RECORD EXCERPTS:
= = =
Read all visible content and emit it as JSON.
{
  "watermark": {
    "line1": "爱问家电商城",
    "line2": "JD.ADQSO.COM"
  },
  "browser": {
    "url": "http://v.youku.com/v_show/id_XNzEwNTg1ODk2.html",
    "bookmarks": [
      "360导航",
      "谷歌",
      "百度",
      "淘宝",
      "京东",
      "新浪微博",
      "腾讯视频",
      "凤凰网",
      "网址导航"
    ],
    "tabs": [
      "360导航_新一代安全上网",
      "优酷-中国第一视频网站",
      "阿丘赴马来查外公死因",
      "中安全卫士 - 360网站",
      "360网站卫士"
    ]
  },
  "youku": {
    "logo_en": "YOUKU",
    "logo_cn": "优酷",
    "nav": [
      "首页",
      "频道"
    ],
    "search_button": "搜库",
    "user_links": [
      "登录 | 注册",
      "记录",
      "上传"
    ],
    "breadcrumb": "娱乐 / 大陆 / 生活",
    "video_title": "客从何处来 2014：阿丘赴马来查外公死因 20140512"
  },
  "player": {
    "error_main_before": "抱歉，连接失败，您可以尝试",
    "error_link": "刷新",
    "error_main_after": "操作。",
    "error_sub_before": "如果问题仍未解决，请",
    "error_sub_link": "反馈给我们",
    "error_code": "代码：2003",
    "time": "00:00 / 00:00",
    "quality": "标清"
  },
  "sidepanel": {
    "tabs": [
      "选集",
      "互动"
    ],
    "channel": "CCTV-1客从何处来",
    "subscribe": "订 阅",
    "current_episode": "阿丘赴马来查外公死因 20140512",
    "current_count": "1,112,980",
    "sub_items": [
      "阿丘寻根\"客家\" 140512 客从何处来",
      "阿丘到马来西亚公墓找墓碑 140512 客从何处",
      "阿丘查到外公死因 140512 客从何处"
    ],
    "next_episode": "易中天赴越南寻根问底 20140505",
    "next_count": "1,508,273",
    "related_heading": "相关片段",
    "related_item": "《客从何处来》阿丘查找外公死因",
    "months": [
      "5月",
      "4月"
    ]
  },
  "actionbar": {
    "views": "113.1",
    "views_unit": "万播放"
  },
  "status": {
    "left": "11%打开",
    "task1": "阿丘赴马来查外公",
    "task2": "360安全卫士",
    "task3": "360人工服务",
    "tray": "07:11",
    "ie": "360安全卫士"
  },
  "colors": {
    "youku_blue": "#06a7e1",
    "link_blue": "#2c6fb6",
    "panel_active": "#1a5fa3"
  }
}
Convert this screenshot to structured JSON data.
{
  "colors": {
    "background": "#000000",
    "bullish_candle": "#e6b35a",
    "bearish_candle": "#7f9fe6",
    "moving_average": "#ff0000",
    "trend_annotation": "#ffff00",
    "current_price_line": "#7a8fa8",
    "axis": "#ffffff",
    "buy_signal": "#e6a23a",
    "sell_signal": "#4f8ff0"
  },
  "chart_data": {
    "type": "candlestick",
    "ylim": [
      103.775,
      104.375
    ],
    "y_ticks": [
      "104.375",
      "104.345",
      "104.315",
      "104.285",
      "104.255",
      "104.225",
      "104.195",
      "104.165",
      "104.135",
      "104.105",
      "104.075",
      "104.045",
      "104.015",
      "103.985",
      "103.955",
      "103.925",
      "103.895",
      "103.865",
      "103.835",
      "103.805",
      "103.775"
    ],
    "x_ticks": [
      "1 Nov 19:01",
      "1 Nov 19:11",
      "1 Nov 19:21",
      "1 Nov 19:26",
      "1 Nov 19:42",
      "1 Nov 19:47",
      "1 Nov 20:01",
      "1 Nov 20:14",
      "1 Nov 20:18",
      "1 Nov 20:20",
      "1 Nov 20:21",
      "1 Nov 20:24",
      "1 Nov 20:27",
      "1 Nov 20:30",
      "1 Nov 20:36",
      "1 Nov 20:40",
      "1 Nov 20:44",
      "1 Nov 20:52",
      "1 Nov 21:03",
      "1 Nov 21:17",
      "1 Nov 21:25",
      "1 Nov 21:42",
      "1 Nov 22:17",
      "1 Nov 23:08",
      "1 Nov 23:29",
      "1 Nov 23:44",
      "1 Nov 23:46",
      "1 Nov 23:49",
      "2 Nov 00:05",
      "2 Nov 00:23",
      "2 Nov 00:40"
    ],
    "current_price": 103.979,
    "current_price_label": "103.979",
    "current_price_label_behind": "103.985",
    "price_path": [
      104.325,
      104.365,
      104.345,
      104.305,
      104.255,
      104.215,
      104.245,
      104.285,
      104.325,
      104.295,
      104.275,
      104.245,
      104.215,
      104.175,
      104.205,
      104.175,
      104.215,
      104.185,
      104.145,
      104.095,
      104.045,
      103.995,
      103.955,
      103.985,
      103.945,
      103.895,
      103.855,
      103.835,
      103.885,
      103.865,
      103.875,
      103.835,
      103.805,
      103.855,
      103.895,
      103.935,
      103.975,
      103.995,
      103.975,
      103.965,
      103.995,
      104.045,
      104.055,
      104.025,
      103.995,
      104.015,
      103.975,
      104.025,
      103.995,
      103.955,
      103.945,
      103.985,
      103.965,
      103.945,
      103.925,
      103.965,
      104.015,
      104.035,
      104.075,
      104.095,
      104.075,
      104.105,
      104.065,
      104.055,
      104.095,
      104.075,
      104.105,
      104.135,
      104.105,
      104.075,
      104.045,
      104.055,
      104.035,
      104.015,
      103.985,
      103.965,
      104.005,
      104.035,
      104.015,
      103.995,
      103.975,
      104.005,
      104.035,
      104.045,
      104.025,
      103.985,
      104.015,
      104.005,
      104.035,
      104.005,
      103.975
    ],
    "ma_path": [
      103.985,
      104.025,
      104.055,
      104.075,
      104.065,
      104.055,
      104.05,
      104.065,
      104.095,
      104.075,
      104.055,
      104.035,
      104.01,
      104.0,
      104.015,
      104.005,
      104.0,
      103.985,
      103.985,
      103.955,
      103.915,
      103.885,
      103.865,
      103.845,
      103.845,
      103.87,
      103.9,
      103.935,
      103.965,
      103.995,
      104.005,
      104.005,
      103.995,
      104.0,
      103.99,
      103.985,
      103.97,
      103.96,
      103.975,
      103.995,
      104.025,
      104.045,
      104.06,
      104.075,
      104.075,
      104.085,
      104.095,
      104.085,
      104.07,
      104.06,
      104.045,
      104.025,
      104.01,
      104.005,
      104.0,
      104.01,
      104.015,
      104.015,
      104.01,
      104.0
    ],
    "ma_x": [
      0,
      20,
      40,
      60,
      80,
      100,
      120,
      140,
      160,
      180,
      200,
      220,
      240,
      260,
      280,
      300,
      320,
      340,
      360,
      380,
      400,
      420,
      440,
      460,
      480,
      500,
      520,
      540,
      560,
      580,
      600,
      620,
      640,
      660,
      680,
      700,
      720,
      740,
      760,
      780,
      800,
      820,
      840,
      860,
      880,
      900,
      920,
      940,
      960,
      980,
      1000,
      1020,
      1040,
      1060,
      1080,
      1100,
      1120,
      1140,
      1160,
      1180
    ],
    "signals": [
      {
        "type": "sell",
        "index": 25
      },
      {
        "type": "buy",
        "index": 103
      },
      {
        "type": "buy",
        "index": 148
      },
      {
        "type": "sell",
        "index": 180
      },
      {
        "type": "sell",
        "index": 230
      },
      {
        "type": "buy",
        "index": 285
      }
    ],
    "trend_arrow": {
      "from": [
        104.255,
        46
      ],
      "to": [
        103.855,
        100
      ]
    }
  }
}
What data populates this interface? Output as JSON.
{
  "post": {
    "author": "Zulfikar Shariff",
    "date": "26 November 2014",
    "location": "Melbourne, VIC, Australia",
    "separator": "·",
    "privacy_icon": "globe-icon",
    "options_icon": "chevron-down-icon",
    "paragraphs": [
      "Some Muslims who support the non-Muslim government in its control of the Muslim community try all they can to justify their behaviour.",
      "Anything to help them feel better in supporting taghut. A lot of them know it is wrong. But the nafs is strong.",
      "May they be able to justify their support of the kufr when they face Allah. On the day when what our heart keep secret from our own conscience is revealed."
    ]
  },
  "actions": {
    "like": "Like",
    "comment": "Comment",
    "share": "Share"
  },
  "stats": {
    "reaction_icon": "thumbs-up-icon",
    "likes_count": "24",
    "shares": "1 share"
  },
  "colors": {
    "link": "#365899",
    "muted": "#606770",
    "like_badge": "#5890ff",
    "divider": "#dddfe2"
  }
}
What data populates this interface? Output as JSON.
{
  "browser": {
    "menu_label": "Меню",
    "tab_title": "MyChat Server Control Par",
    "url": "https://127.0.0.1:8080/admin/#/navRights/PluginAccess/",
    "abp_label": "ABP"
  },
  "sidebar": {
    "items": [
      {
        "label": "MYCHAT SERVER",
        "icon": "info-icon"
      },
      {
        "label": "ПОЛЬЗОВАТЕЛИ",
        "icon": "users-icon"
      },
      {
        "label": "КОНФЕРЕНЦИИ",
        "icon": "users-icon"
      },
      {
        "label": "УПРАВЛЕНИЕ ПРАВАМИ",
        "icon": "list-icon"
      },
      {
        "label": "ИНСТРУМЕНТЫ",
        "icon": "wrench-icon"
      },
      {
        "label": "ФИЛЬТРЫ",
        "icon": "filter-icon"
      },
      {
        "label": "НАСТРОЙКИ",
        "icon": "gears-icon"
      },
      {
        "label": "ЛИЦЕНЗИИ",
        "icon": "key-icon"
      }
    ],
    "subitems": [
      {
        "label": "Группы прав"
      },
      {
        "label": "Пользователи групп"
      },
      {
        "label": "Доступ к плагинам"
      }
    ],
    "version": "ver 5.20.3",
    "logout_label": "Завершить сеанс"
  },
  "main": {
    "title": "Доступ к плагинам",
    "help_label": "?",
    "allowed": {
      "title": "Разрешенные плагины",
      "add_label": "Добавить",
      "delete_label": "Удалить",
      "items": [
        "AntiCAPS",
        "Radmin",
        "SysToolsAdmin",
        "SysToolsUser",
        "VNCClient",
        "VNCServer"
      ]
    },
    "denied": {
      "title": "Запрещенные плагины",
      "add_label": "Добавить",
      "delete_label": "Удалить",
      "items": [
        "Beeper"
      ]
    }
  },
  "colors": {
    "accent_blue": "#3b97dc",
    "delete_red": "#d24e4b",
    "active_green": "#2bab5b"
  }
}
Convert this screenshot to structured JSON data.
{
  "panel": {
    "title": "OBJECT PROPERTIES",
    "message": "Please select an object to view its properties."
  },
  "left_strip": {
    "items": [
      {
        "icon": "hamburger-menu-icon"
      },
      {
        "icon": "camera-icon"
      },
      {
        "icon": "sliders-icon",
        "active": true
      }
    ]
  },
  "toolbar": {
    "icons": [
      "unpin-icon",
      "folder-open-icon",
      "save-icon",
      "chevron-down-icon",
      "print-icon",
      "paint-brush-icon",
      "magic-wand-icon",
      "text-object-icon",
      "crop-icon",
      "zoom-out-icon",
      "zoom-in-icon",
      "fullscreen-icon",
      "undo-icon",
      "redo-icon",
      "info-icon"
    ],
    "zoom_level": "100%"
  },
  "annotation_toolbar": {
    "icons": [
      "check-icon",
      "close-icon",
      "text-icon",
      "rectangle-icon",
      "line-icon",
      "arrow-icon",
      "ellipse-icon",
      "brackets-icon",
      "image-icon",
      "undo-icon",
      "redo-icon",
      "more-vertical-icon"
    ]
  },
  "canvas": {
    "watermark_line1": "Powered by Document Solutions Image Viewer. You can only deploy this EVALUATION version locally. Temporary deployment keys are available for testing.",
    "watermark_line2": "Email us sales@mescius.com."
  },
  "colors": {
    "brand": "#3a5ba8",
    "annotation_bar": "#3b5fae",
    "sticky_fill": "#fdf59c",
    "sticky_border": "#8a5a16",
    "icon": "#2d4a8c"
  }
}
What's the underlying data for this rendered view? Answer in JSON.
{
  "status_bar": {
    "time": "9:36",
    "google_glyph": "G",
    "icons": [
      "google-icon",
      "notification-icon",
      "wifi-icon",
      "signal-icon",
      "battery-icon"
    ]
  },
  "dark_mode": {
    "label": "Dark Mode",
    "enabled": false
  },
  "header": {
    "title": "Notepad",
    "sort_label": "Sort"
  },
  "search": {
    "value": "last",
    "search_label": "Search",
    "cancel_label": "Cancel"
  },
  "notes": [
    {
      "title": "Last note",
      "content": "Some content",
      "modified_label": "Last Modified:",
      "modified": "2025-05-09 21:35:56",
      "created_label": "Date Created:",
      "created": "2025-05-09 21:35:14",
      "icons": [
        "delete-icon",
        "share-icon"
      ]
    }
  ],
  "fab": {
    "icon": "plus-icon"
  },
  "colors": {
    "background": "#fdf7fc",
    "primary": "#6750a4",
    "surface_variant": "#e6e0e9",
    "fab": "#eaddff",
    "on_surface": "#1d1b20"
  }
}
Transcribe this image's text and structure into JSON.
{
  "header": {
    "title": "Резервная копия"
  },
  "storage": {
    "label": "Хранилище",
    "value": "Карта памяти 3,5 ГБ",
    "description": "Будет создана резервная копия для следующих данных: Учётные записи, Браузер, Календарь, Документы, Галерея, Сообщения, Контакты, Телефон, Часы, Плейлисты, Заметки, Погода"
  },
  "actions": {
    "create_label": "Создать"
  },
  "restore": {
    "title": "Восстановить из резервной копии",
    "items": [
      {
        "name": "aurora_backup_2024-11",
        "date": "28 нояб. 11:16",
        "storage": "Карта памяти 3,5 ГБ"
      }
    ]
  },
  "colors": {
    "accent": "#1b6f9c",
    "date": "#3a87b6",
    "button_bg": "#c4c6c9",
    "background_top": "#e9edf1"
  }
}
= = =
WHAT IS EXPECTED: Please retype, exactly as written, every line from the line containing "Transcribe this image's" through the last line of the records above, including both of those lines, and nothing else.

RESPONSE:
Transcribe this image's text and structure into JSON.
{
  "header": {
    "title": "Резервная копия"
  },
  "storage": {
    "label": "Хранилище",
    "value": "Карта памяти 3,5 ГБ",
    "description": "Будет создана резервная копия для следующих данных: Учётные записи, Браузер, Календарь, Документы, Галерея, Сообщения, Контакты, Телефон, Часы, Плейлисты, Заметки, Погода"
  },
  "actions": {
    "create_label": "Создать"
  },
  "restore": {
    "title": "Восстановить из резервной копии",
    "items": [
      {
        "name": "aurora_backup_2024-11",
        "date": "28 нояб. 11:16",
        "storage": "Карта памяти 3,5 ГБ"
      }
    ]
  },
  "colors": {
    "accent": "#1b6f9c",
    "date": "#3a87b6",
    "button_bg": "#c4c6c9",
    "background_top": "#e9edf1"
  }
}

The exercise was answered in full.